Collect every line in the records below that contains the word "data".

>>>

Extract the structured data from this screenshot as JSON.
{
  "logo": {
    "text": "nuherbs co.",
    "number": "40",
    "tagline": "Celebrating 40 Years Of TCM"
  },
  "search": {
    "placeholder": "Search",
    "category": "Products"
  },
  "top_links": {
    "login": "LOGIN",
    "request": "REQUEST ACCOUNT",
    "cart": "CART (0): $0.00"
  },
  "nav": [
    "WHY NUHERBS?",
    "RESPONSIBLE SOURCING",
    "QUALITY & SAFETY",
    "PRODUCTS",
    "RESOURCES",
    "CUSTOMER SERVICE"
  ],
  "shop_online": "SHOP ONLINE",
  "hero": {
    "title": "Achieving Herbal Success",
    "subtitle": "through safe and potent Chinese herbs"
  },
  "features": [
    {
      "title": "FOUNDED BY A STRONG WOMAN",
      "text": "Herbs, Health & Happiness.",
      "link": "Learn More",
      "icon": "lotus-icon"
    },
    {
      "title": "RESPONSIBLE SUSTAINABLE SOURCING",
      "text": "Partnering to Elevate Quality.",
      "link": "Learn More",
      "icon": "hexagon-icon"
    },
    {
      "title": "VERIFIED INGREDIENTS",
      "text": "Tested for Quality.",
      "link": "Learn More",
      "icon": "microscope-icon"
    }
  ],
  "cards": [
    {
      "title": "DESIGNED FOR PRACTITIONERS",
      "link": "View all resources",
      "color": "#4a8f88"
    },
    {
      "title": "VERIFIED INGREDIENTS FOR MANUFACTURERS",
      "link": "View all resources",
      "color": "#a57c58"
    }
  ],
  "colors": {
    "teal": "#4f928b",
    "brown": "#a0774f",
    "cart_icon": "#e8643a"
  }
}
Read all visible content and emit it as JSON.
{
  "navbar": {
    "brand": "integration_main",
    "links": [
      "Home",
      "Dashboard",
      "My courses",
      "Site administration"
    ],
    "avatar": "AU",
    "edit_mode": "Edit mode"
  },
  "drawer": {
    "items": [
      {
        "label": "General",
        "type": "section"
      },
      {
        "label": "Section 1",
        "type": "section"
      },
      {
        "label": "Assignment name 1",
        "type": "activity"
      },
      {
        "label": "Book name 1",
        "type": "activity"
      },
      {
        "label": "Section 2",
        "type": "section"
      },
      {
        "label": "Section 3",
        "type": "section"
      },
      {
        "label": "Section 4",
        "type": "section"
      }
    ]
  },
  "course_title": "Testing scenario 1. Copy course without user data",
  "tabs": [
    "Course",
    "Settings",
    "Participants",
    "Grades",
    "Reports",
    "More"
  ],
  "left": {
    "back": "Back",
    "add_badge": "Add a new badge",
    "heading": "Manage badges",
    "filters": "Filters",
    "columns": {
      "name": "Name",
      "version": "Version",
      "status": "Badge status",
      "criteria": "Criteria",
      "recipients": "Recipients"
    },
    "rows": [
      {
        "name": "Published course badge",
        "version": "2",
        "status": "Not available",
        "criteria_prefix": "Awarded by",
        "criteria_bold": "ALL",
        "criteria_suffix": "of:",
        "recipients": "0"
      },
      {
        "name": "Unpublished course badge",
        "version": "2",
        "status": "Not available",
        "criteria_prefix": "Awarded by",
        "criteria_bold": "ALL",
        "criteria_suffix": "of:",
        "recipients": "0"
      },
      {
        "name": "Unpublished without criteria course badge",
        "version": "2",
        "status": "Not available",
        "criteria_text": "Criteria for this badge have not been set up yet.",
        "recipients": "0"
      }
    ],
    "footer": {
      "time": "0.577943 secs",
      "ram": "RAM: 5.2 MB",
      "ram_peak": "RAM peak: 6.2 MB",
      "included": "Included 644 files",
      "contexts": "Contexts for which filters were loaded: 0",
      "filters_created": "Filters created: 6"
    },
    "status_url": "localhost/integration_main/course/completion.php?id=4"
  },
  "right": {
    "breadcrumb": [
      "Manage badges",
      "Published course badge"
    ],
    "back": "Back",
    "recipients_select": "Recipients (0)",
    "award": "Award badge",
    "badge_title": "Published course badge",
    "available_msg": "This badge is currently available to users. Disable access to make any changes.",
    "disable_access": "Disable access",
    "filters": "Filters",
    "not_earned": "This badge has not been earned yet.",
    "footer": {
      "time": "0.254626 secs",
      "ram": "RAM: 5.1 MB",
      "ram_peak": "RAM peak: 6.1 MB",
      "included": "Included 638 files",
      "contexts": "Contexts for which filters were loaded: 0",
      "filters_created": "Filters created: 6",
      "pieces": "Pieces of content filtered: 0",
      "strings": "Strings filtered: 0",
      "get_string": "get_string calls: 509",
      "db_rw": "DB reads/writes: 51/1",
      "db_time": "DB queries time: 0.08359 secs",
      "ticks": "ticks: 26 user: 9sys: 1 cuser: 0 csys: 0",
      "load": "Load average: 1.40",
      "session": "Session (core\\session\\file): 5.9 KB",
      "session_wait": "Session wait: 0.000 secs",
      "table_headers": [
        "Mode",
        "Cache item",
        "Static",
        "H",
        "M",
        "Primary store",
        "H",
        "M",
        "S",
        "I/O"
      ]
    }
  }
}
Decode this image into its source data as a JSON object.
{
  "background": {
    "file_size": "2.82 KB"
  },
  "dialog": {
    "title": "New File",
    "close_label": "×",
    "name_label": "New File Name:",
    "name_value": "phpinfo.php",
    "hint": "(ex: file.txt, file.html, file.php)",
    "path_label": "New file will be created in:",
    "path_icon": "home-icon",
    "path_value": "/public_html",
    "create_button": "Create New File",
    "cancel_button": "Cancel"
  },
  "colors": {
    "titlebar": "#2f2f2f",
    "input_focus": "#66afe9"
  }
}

<<<

*OUTPUT:*
Extract the structured data from this screenshot as JSON.
  "course_title": "Testing scenario 1. Copy course without user data",
Decode this image into its source data as a JSON object.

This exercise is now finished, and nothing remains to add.